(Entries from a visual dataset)
§
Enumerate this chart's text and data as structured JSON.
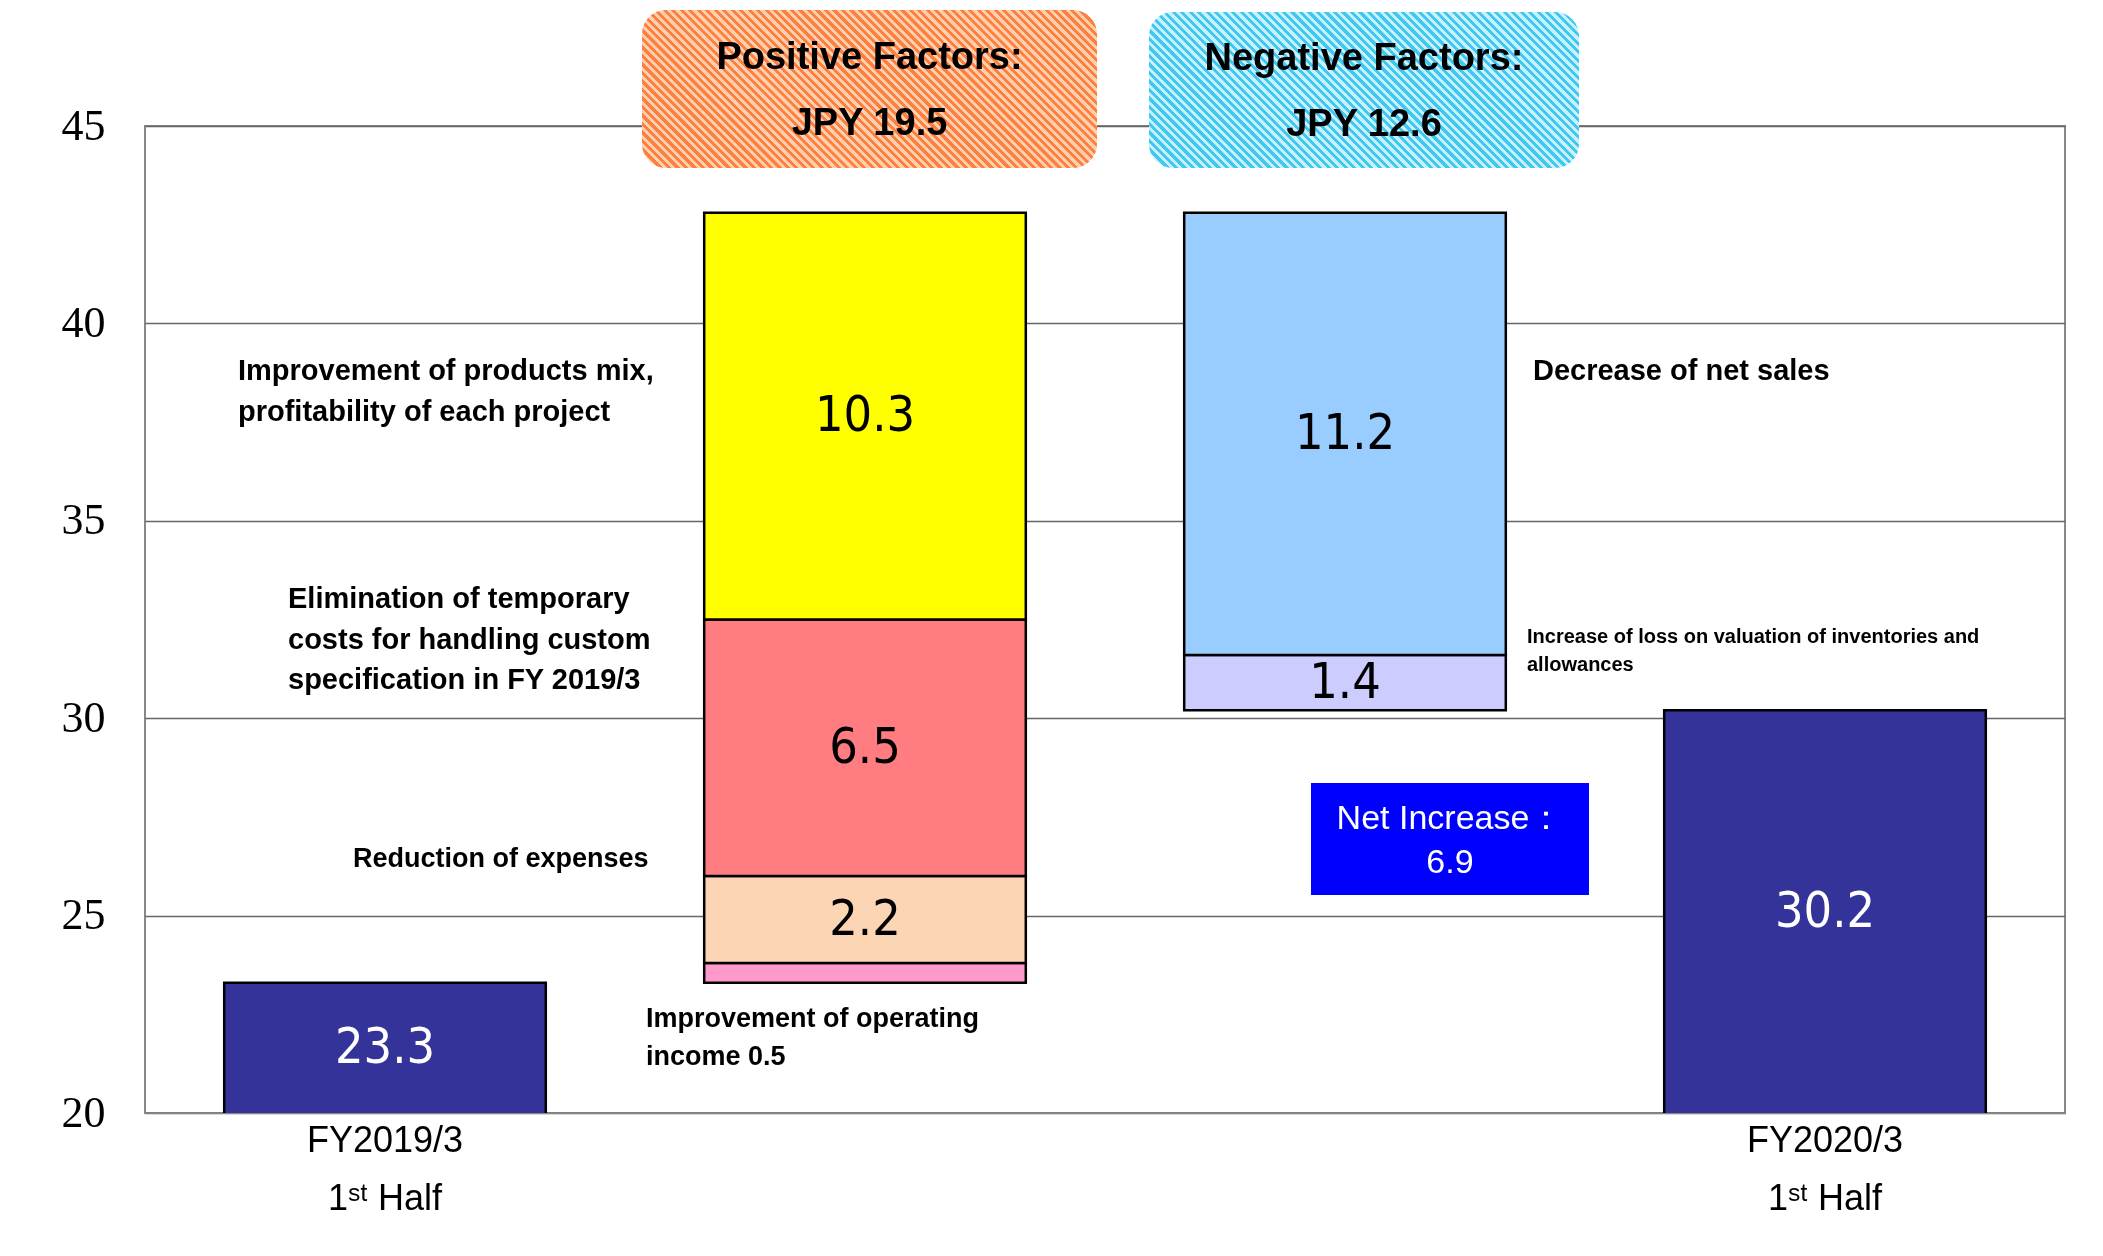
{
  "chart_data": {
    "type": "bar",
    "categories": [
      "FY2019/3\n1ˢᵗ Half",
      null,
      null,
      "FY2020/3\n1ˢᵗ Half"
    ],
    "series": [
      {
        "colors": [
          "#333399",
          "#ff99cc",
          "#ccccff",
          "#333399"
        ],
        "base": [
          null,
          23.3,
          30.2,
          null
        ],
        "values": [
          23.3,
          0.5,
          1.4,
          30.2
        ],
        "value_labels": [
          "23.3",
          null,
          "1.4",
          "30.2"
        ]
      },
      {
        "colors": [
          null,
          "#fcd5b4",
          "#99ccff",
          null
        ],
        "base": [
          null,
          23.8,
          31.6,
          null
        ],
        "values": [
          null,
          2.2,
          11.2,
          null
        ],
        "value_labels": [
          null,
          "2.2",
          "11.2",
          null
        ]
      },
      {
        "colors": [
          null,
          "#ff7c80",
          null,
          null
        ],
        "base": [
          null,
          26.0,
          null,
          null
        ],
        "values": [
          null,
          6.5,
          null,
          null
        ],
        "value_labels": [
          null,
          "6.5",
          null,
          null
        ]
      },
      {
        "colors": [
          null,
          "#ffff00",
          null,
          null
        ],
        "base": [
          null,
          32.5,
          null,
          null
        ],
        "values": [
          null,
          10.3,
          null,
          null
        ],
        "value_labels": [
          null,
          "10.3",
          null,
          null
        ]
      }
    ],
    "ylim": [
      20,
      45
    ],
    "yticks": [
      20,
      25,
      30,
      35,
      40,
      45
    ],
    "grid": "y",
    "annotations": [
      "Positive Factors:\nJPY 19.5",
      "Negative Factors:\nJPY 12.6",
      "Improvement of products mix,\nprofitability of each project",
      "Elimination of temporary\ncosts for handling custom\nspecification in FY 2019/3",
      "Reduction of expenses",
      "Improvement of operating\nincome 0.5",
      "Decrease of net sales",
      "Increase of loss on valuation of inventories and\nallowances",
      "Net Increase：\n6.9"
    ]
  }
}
§
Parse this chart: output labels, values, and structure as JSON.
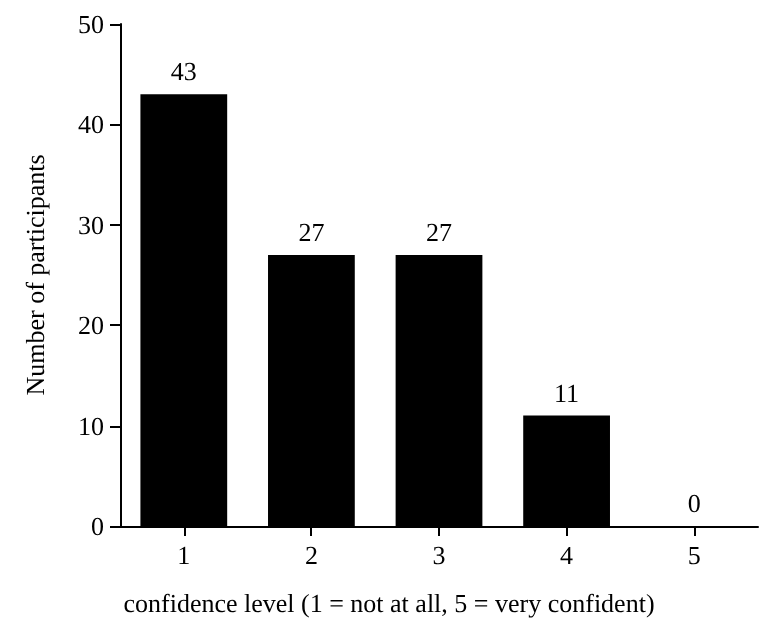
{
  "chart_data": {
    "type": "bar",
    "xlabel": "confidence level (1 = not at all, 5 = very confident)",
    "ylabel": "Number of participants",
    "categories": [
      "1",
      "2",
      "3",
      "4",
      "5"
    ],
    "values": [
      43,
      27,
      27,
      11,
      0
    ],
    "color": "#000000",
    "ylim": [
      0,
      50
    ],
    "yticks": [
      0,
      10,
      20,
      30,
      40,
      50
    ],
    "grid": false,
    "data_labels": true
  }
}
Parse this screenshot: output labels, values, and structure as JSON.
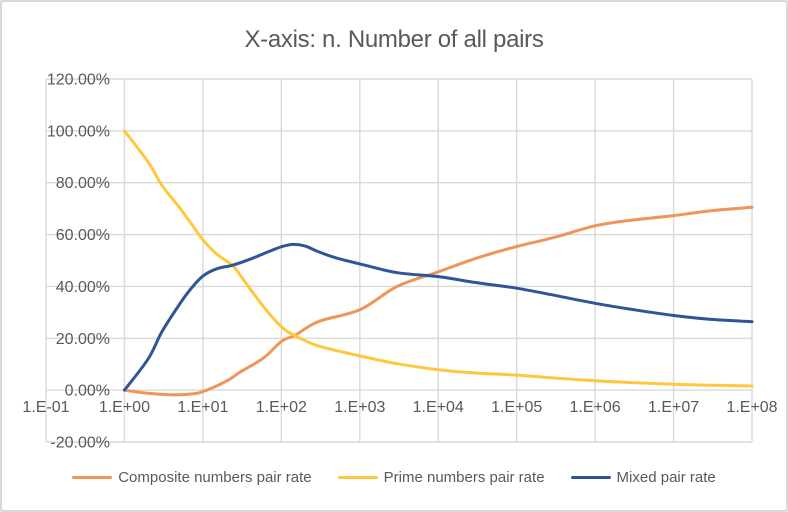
§
Task instructions: From the line containing "Parse this chart: output" through the line containing "Parse this screenshot: output", copy every line above exactly, without pictures.

Response to this exercise:
Parse this chart: output labels, values, and structure as JSON.
{
  "chart_data": {
    "type": "bar",
    "xlabel": "confidence level (1 = not at all, 5 = very confident)",
    "ylabel": "Number of participants",
    "categories": [
      "1",
      "2",
      "3",
      "4",
      "5"
    ],
    "values": [
      43,
      27,
      27,
      11,
      0
    ],
    "color": "#000000",
    "ylim": [
      0,
      50
    ],
    "yticks": [
      0,
      10,
      20,
      30,
      40,
      50
    ],
    "grid": false,
    "data_labels": true
  }
}
Parse this screenshot: output labels, values, and structure as JSON.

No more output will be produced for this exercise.